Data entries
_ _ _ _ _ _ _

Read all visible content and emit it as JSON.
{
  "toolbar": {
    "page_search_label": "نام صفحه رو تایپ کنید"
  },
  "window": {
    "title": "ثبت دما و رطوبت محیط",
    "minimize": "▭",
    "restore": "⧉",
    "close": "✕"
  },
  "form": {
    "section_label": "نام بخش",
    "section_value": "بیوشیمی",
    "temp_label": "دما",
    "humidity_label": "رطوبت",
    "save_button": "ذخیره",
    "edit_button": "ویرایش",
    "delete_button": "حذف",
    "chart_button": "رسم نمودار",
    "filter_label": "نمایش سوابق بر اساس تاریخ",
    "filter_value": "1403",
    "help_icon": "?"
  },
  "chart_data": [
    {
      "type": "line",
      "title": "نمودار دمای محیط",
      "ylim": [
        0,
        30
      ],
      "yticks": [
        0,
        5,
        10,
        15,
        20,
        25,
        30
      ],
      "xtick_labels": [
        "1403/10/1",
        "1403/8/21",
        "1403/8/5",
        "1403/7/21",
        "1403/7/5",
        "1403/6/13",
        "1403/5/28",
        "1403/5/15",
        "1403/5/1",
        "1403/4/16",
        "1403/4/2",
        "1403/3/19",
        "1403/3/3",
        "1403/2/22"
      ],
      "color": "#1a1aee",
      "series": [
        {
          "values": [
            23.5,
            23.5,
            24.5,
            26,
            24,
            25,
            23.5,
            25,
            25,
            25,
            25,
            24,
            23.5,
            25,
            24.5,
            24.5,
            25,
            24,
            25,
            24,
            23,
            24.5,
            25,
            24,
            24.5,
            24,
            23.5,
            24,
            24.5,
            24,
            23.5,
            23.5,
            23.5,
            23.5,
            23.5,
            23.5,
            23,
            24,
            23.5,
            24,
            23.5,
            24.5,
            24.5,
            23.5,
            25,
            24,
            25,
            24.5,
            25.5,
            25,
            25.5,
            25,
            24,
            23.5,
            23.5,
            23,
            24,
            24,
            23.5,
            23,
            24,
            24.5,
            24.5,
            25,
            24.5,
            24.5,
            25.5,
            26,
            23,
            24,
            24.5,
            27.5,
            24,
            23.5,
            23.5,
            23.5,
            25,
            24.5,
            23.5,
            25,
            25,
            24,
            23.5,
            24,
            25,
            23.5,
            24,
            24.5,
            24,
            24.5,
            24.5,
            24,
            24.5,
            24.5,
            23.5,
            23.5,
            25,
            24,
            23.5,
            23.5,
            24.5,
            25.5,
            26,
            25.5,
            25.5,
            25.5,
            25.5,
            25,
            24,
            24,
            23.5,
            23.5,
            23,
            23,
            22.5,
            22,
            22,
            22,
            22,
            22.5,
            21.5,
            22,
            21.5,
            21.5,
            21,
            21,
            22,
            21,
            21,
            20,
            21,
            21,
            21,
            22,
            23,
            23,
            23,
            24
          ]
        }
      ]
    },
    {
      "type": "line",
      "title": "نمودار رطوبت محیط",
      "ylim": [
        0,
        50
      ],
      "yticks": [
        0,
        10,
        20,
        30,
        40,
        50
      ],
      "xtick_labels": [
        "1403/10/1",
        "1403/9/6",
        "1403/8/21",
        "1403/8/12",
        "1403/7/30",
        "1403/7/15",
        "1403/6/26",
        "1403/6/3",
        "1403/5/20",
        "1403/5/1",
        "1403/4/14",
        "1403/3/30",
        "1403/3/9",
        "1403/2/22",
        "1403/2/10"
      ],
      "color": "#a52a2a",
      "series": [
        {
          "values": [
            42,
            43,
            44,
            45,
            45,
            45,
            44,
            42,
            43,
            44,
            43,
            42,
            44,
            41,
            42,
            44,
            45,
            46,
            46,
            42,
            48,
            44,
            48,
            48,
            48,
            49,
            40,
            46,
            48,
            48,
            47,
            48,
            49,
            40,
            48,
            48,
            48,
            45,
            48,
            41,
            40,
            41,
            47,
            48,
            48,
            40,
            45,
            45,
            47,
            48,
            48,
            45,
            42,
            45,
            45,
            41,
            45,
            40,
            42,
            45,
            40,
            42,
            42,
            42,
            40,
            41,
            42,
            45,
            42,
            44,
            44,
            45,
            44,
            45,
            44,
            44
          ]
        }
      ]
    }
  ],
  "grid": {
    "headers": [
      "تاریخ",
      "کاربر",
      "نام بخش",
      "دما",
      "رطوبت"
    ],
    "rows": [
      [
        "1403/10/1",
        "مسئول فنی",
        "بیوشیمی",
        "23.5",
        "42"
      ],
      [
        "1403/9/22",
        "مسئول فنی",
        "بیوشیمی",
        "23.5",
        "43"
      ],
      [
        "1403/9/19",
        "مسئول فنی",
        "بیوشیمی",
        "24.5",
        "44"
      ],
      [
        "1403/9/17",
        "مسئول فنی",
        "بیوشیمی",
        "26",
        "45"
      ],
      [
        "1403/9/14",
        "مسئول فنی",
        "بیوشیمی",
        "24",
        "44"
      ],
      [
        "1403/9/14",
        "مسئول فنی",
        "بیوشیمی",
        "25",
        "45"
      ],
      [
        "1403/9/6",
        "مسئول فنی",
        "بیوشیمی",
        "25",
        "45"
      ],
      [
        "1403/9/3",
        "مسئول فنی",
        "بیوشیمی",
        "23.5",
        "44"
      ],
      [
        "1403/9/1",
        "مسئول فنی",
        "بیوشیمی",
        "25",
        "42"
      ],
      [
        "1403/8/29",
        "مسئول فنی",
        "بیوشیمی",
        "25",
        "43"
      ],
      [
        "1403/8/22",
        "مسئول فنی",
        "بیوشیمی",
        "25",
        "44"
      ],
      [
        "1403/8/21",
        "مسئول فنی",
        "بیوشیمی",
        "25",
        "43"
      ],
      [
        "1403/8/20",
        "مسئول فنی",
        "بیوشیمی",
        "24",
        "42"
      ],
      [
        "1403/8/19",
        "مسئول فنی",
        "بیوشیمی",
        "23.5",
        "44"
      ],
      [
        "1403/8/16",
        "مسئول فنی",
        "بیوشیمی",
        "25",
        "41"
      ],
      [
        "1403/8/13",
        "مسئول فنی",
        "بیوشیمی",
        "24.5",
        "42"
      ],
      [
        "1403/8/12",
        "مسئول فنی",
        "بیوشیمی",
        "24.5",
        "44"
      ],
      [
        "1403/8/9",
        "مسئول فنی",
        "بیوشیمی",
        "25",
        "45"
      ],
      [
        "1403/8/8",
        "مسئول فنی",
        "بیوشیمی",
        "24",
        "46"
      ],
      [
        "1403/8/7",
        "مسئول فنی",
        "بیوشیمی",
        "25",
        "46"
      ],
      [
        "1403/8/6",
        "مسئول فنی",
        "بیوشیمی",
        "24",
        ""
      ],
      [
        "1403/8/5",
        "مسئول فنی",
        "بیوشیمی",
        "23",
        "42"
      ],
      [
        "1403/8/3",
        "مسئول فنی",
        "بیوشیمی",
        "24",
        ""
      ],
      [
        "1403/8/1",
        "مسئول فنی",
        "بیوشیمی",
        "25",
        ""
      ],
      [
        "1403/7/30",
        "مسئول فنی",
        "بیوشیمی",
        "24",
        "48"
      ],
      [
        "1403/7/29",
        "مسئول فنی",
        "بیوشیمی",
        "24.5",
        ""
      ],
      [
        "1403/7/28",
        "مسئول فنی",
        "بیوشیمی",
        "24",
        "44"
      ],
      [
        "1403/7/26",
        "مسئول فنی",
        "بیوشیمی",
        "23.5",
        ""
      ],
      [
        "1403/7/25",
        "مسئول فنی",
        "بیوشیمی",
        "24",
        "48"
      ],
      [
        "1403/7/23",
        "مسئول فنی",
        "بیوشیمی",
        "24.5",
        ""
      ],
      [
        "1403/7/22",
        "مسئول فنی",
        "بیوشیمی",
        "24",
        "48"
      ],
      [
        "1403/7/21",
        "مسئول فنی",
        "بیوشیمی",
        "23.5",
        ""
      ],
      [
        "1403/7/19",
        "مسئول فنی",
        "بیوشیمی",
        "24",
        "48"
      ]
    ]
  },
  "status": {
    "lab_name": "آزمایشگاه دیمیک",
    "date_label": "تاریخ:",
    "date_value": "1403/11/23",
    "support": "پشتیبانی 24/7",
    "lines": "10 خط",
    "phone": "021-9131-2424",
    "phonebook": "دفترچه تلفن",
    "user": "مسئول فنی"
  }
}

_ _ _ _ _ _ _

GIVEN EXERCISE:
Show every line in the records above that contains the word "title".

THE RESULT:
    "title": "ثبت دما و رطوبت محیط",
      "title": "نمودار دمای محیط",
      "title": "نمودار رطوبت محیط",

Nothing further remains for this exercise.